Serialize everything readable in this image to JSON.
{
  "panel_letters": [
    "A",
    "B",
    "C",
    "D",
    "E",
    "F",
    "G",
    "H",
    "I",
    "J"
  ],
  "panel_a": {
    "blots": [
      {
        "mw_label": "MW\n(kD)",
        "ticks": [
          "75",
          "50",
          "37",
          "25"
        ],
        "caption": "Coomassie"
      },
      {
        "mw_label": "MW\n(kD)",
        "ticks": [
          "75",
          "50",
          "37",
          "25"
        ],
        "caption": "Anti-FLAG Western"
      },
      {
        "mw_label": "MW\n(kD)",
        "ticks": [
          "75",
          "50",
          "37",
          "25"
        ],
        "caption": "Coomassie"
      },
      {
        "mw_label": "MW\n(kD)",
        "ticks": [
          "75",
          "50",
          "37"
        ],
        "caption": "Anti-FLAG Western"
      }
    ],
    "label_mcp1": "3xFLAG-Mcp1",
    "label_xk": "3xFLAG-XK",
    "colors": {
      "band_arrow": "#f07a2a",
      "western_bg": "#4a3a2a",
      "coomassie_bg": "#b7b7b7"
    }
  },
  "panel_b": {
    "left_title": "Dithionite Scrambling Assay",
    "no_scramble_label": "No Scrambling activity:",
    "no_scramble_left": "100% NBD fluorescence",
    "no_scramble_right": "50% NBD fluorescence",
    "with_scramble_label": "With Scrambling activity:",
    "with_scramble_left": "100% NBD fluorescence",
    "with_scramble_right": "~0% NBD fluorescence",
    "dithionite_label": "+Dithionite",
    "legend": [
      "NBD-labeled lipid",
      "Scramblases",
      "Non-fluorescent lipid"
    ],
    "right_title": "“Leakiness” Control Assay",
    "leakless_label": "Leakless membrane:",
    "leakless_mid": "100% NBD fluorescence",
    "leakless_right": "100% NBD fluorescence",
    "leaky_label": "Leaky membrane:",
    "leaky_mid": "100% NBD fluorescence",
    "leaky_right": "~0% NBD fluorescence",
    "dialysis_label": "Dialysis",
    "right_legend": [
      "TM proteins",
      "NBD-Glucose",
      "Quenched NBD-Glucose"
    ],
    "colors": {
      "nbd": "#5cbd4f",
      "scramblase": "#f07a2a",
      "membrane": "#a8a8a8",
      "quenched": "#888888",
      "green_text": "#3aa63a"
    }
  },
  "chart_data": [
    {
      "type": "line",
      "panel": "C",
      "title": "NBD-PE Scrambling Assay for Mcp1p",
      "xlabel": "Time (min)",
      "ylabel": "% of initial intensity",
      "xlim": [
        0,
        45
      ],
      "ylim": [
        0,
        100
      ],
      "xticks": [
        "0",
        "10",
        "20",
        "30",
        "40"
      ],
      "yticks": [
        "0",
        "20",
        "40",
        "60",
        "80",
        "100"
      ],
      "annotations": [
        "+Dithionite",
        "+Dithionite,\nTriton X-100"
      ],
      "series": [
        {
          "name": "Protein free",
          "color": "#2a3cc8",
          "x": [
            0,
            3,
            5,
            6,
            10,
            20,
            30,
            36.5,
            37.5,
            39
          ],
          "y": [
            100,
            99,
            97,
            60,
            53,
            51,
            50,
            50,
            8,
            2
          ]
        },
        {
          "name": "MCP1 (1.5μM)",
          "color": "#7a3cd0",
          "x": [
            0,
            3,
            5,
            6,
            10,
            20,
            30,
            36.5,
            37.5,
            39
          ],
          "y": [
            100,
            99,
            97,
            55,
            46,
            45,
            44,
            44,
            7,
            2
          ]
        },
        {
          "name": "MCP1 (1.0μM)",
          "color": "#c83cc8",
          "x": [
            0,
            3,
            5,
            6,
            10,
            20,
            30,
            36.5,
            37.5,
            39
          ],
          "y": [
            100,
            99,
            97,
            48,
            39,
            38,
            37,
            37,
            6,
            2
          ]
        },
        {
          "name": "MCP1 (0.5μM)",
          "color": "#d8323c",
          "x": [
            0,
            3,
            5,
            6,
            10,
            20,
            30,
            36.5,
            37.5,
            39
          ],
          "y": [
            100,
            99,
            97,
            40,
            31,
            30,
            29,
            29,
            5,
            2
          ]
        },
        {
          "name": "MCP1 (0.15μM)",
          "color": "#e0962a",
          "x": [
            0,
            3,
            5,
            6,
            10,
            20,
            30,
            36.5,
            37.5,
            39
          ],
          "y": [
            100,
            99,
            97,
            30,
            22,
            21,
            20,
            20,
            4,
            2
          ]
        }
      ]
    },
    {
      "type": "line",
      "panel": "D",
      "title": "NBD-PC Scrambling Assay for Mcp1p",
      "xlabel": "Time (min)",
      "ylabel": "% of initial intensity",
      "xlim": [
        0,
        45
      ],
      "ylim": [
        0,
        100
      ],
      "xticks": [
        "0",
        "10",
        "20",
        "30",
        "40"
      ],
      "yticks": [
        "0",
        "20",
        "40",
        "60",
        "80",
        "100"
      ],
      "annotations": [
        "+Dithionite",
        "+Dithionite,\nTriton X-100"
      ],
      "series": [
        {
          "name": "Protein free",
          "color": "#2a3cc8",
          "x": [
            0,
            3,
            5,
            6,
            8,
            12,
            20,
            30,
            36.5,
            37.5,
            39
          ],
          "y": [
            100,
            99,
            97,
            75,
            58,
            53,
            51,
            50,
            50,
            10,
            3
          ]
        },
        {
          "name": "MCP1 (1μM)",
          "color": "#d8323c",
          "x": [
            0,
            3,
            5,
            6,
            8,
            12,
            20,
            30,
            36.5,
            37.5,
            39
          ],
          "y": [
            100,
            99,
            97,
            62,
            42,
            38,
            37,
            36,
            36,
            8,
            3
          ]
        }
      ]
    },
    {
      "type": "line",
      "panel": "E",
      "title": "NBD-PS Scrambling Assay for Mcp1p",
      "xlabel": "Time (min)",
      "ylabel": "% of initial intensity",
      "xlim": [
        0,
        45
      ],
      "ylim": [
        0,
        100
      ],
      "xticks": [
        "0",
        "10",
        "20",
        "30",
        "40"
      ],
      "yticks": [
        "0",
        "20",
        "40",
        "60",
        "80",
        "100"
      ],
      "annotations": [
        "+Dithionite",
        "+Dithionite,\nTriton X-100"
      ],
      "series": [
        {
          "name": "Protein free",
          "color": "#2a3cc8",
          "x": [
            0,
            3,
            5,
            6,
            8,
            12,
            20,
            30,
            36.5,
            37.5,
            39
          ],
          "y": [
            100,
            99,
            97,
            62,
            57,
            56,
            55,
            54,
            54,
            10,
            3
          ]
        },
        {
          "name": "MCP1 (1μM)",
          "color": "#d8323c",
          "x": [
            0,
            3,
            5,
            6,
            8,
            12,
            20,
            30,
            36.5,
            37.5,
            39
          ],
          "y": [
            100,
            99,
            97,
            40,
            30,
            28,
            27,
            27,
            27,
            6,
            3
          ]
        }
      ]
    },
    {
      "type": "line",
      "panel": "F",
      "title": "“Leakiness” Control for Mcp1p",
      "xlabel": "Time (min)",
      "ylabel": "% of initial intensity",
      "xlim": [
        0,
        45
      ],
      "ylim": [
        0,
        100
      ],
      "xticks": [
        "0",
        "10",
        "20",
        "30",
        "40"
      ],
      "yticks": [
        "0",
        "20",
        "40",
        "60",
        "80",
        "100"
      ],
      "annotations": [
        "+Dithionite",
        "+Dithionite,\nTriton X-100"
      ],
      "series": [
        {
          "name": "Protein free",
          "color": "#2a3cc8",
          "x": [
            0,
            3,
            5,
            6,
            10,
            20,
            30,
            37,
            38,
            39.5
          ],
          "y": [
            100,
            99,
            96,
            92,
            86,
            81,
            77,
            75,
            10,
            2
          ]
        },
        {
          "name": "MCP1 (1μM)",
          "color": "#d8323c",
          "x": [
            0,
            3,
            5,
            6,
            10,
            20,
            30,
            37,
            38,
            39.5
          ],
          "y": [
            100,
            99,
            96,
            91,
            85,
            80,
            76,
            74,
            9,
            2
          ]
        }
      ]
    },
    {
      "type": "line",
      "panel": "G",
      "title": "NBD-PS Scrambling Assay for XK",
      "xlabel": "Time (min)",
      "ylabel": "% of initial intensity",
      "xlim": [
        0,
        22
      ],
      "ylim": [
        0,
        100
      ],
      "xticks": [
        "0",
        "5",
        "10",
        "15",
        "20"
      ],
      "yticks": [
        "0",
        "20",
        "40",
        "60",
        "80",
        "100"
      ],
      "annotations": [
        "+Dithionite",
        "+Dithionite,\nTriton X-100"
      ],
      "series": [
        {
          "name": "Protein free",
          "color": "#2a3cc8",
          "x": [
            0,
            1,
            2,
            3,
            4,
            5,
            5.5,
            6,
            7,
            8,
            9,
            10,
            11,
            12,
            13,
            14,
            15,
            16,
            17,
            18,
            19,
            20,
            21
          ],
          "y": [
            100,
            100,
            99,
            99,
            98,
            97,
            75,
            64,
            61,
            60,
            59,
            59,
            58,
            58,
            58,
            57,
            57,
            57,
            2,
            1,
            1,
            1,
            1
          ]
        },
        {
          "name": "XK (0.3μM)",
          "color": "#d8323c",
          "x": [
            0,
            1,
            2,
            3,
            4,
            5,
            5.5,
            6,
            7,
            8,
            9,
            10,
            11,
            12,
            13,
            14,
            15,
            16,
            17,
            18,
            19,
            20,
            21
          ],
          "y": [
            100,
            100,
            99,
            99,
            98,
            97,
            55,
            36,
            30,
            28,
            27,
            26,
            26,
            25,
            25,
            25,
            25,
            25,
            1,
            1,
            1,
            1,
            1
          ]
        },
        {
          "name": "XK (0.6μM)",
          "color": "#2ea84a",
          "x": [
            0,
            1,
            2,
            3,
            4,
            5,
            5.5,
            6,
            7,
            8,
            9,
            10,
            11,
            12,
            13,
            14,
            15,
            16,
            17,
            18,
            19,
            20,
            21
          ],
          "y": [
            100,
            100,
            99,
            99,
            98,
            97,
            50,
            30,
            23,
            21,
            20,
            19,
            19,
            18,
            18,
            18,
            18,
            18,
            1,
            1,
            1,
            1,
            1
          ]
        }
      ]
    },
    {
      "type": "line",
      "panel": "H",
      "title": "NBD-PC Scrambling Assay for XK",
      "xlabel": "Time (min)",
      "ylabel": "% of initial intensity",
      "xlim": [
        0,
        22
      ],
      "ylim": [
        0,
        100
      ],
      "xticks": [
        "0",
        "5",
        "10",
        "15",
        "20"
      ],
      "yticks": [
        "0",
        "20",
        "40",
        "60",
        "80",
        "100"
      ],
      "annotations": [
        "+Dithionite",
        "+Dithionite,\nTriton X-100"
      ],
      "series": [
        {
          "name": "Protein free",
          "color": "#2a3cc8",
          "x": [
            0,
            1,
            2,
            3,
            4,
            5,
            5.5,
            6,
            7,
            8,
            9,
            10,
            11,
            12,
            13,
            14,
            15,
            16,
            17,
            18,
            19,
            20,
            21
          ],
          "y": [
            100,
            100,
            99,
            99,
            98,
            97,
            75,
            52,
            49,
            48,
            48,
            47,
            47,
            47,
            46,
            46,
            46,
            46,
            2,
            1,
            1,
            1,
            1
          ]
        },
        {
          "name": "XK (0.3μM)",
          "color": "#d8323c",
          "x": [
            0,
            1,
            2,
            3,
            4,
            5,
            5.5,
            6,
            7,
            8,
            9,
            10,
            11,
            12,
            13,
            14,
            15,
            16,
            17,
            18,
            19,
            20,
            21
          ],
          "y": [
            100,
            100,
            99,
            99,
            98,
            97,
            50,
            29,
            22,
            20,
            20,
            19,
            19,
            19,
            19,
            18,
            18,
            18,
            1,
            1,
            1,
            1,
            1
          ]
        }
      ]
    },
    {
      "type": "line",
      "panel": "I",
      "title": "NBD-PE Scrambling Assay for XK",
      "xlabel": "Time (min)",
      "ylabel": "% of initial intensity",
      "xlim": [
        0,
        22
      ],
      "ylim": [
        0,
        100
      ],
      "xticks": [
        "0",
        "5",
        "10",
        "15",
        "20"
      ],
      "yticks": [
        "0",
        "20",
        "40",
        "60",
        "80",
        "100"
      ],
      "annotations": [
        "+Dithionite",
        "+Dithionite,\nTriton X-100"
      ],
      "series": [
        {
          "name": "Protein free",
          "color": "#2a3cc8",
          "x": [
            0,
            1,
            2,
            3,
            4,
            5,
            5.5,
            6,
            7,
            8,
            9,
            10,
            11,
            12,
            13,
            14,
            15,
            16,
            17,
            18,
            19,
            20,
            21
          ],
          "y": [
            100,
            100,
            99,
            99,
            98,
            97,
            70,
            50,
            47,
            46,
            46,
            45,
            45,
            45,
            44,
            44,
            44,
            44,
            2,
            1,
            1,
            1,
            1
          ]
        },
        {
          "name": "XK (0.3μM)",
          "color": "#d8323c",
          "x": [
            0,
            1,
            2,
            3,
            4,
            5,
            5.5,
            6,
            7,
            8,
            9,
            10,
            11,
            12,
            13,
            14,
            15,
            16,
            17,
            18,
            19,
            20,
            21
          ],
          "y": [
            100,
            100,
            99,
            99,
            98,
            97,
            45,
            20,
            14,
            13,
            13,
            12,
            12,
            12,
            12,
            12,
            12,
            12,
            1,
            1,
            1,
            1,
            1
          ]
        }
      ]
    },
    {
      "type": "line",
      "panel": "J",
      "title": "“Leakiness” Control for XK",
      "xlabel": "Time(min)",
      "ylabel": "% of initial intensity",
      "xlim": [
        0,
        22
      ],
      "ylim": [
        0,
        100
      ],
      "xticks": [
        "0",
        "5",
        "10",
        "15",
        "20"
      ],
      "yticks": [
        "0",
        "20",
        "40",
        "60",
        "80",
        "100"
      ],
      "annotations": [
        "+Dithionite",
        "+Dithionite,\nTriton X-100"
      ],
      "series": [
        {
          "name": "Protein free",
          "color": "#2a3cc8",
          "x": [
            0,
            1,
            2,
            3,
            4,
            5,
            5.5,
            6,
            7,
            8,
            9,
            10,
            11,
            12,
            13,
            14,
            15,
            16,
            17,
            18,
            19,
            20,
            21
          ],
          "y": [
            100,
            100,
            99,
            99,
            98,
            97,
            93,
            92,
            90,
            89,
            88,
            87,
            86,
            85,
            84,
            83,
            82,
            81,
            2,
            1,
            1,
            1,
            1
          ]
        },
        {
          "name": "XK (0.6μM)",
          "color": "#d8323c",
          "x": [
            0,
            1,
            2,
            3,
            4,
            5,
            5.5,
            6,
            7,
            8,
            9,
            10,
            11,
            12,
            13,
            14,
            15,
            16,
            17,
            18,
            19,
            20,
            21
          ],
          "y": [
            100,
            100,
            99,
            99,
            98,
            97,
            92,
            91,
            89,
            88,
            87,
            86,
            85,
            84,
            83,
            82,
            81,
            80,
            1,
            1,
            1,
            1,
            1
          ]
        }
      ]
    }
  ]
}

########################################

Task: Show every line in the records above that contains the word "activity".

Result below:
    "no_scramble_label": "No Scrambling activity:",
    "with_scramble_label": "With Scrambling activity:",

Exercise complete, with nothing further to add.